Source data

++++++++++++++++++++

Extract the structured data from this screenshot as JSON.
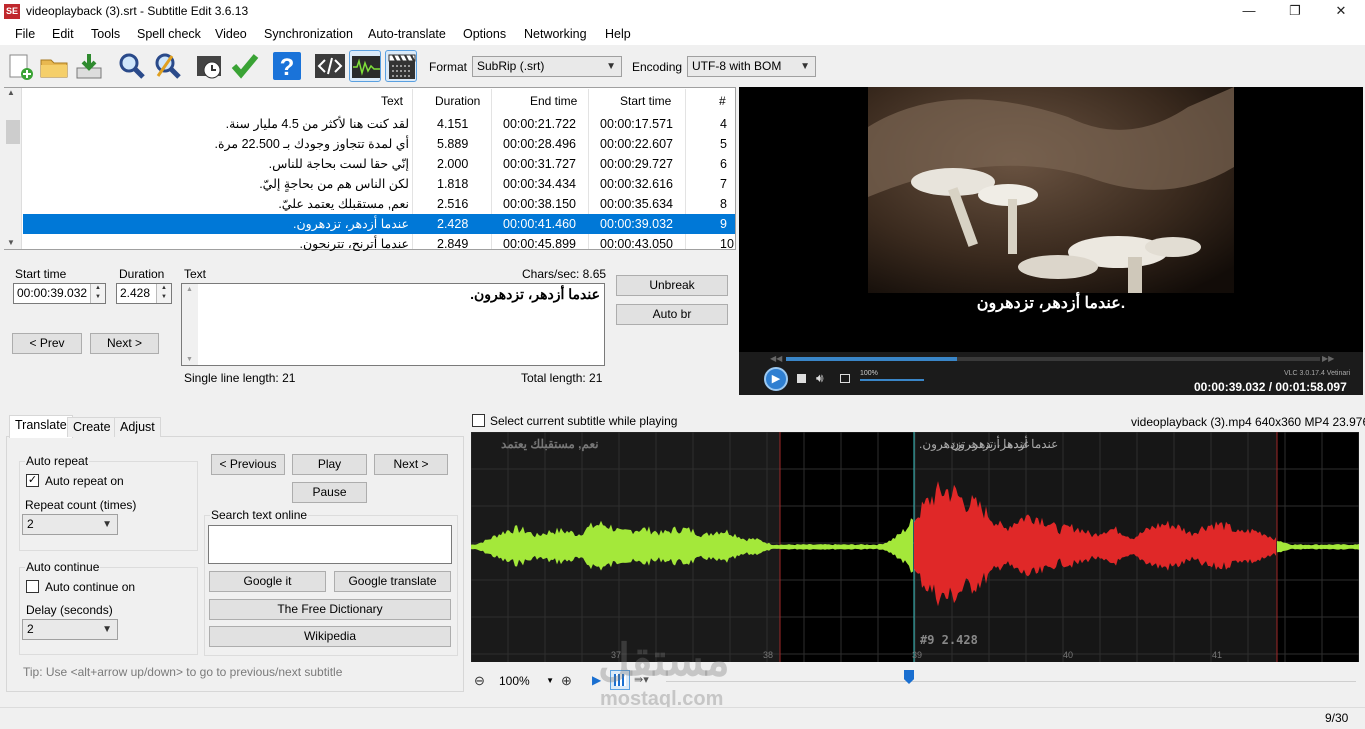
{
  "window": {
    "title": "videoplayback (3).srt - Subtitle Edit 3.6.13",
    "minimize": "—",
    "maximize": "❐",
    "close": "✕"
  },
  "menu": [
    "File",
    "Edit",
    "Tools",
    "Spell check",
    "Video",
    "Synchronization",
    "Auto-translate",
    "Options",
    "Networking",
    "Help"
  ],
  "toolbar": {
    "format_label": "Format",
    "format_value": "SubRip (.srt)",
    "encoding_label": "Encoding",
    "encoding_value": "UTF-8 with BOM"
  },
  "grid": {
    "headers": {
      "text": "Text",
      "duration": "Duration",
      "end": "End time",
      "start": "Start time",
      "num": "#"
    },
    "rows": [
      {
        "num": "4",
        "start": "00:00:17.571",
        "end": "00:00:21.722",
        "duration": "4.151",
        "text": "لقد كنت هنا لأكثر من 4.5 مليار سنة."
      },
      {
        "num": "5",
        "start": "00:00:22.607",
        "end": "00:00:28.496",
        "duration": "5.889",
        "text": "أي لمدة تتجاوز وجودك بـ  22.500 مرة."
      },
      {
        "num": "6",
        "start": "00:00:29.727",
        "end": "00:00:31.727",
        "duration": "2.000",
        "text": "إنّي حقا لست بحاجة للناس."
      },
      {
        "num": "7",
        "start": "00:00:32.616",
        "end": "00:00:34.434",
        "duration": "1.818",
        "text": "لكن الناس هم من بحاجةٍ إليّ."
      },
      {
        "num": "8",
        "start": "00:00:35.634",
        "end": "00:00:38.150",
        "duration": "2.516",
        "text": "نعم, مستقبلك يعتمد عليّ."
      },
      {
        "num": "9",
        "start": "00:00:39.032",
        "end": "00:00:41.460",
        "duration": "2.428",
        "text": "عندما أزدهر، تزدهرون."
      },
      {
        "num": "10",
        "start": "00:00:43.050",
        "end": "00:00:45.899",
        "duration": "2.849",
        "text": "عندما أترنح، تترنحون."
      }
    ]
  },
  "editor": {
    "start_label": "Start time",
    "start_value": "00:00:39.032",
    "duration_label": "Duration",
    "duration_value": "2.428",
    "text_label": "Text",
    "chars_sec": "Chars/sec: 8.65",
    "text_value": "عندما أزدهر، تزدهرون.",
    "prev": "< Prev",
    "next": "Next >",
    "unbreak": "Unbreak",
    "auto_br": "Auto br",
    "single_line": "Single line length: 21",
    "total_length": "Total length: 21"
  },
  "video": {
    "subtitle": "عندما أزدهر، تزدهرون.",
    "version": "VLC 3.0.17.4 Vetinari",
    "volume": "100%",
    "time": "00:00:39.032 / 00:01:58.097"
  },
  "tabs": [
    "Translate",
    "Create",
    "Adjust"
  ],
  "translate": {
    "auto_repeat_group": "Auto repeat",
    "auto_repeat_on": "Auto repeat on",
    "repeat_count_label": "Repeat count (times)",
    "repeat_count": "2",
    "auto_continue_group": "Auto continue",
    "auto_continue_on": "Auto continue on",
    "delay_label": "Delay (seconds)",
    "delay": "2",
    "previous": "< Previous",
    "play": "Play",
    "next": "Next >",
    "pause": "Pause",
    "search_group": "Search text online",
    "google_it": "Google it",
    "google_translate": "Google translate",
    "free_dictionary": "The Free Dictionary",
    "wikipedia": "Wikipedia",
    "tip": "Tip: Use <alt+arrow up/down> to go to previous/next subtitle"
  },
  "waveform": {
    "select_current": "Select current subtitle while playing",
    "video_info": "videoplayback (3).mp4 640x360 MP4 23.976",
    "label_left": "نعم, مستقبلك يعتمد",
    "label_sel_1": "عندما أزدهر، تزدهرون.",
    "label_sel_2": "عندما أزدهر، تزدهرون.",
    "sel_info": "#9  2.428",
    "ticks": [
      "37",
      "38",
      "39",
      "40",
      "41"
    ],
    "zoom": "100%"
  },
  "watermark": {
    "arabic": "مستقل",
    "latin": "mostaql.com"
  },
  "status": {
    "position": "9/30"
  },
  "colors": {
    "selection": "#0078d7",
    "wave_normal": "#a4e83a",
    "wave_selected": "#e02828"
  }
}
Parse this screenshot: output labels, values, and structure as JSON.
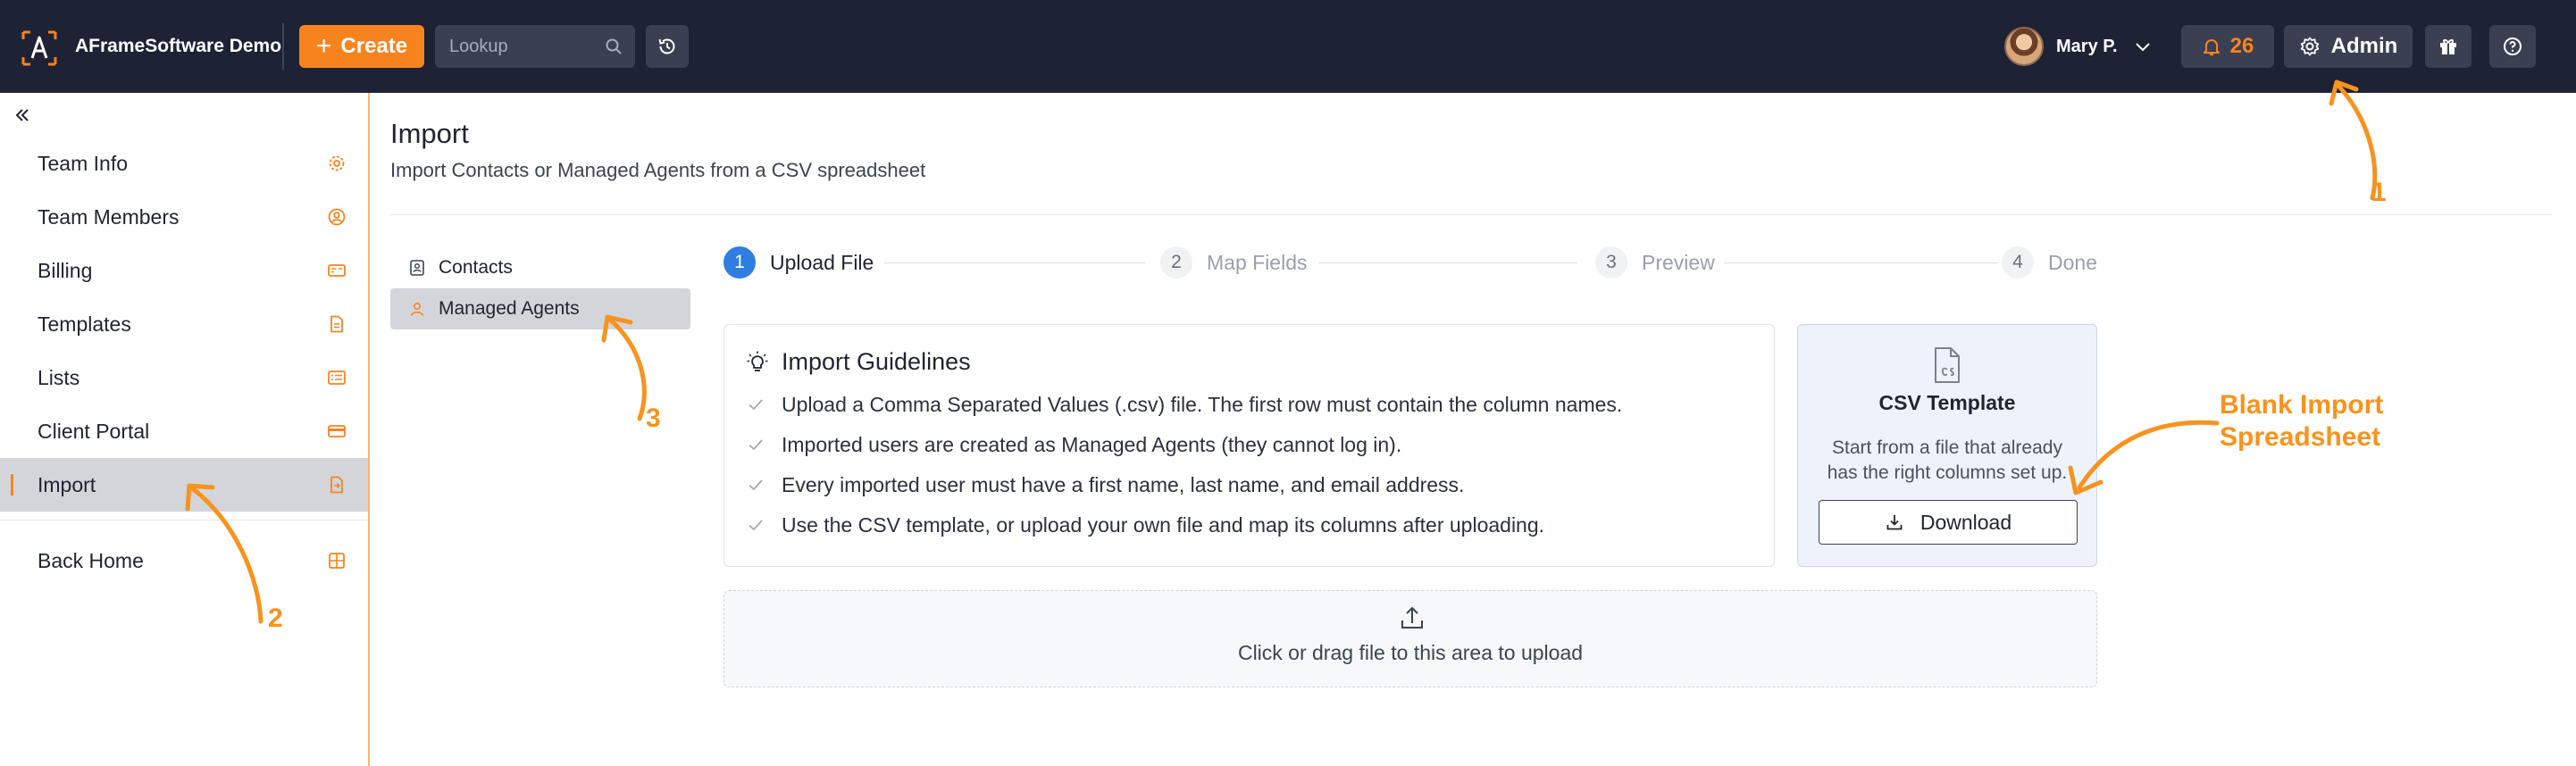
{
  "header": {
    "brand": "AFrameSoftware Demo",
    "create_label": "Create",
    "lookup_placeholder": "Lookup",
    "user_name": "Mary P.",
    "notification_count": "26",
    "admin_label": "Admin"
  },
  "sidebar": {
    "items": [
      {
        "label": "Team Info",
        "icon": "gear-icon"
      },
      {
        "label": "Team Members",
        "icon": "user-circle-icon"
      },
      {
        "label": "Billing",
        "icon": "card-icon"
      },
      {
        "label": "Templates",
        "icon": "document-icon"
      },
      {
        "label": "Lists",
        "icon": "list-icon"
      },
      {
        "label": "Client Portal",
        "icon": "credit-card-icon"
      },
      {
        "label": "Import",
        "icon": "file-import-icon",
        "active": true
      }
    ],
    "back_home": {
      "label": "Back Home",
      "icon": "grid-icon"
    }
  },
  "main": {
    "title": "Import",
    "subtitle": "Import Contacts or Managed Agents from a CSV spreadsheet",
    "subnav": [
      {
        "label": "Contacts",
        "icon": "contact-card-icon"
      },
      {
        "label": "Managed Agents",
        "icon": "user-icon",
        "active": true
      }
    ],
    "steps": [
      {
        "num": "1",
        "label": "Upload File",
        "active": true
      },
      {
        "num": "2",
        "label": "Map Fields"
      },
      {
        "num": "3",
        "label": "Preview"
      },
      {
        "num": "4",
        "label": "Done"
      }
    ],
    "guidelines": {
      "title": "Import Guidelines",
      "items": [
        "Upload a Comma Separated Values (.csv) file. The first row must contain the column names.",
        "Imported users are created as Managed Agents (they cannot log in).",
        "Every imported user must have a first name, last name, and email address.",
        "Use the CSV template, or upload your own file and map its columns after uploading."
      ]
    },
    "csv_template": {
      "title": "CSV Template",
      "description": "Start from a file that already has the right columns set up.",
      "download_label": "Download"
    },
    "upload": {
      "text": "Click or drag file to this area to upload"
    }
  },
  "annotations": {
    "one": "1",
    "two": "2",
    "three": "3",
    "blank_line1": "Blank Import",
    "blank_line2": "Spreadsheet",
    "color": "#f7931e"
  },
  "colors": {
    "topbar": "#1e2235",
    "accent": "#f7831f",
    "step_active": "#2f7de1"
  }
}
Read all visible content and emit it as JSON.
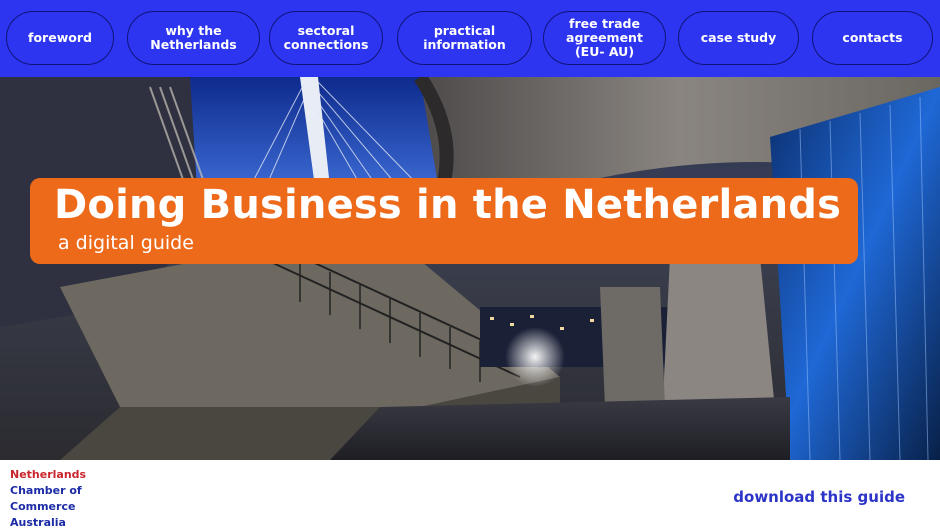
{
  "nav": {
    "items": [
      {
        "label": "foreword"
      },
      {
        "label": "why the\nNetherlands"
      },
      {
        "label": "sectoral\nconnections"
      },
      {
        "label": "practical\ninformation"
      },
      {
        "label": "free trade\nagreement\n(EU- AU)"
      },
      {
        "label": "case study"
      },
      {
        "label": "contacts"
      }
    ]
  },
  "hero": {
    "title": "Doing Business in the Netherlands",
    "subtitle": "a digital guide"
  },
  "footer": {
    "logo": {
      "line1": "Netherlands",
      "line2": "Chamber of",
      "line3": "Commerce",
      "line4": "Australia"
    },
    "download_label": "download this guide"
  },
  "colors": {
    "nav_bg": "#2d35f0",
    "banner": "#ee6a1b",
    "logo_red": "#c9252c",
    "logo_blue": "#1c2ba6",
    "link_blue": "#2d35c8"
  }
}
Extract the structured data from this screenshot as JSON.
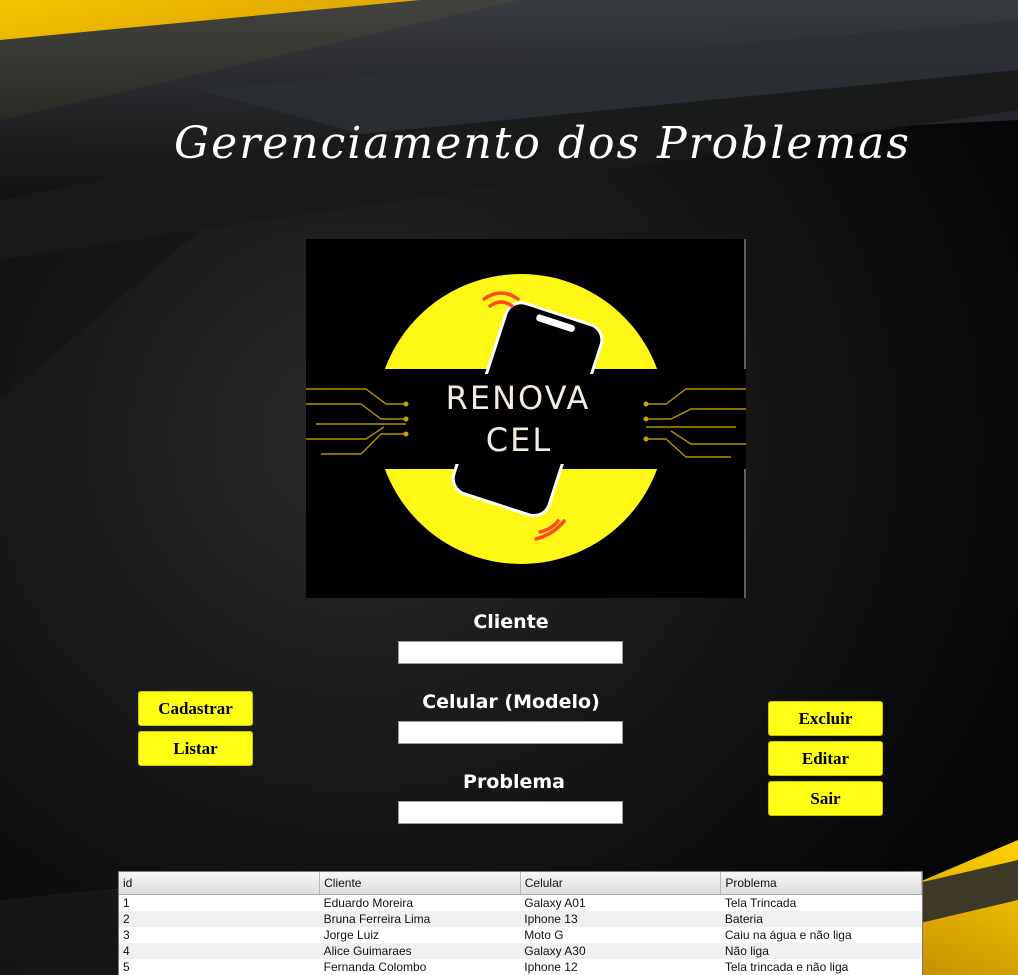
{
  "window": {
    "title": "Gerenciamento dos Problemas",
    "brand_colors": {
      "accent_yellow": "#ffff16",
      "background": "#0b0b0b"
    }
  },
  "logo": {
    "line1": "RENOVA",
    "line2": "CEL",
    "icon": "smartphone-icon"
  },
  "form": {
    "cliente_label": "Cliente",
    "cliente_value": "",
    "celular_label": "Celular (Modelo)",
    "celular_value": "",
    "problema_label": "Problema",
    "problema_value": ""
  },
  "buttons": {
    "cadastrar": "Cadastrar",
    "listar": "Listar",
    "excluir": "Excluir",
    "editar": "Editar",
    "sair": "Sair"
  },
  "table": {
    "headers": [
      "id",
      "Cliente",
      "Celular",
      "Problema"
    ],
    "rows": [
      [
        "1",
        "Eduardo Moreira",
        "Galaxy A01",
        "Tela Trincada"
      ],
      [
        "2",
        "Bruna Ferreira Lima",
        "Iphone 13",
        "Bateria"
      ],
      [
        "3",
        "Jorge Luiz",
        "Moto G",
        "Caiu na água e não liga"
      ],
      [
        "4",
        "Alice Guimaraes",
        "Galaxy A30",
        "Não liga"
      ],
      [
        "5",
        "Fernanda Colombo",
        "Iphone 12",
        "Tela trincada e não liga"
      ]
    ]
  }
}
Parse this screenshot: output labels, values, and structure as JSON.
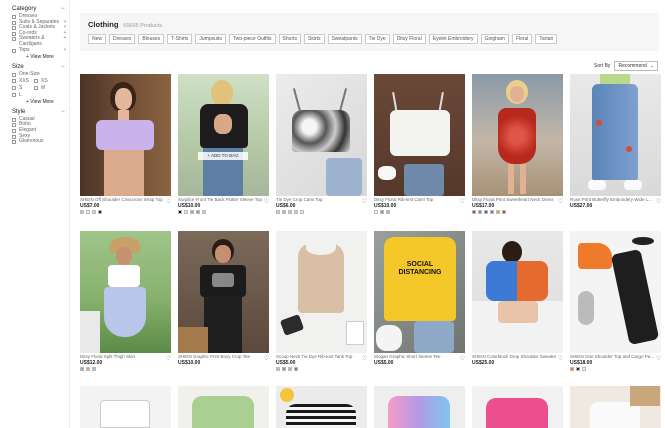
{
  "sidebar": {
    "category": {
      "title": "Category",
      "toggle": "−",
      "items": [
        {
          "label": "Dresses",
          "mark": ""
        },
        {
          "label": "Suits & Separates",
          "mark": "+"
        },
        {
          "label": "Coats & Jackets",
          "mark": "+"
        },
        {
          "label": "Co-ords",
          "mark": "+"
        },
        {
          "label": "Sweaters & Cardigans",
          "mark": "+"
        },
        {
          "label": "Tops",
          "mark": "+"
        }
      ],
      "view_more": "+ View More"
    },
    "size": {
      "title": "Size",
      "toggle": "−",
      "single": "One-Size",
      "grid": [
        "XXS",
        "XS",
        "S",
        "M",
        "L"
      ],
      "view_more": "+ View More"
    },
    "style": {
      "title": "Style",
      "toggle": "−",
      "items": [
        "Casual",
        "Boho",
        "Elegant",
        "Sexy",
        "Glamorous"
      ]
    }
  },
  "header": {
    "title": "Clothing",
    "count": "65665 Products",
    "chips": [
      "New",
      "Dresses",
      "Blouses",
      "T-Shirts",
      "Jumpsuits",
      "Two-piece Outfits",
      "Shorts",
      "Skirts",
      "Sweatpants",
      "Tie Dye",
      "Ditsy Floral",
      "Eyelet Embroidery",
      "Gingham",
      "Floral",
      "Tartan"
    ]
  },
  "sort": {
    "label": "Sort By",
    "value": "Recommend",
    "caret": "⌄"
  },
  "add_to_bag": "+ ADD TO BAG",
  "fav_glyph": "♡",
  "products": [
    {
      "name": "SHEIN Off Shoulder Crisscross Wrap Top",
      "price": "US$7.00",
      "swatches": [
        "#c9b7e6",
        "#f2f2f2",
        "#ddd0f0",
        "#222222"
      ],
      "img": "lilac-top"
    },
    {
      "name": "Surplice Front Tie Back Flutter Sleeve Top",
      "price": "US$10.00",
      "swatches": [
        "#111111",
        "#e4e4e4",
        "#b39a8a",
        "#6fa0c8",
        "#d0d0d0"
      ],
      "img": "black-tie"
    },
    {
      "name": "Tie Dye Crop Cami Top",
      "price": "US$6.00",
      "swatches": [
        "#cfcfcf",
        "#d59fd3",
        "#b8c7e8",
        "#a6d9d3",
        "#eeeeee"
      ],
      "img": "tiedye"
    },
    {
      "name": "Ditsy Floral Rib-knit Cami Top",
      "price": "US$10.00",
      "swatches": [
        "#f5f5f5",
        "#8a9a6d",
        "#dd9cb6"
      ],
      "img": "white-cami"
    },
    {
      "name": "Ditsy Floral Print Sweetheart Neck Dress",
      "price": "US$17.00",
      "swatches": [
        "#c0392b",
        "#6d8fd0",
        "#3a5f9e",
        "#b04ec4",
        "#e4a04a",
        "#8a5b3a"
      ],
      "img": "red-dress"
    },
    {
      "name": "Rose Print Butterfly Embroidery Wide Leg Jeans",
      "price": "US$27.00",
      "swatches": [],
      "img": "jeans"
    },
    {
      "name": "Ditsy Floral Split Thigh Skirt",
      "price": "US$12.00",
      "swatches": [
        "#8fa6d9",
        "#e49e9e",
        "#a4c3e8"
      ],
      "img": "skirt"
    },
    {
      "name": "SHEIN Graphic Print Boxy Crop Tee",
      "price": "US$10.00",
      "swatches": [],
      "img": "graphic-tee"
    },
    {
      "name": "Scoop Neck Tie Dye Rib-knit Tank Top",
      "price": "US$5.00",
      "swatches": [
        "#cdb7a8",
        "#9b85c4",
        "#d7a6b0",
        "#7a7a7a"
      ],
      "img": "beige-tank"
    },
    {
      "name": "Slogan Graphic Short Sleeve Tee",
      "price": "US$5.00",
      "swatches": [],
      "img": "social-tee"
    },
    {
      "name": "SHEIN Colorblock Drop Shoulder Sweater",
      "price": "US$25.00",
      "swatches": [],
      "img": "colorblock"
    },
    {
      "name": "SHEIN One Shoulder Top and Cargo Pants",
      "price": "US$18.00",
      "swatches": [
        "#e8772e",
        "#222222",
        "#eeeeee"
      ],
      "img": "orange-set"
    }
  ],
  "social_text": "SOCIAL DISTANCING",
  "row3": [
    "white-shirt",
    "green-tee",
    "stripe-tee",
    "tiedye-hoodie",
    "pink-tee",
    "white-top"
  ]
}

++++++++++++++++++++

Problem details
In the entries above, identify each line that includes the string "Floral", then copy it.

Result of this exercise
      "Ditsy Floral",
      "Floral",
      "name": "Ditsy Floral Rib-knit Cami Top",
      "name": "Ditsy Floral Print Sweetheart Neck Dress",
      "name": "Ditsy Floral Split Thigh Skirt",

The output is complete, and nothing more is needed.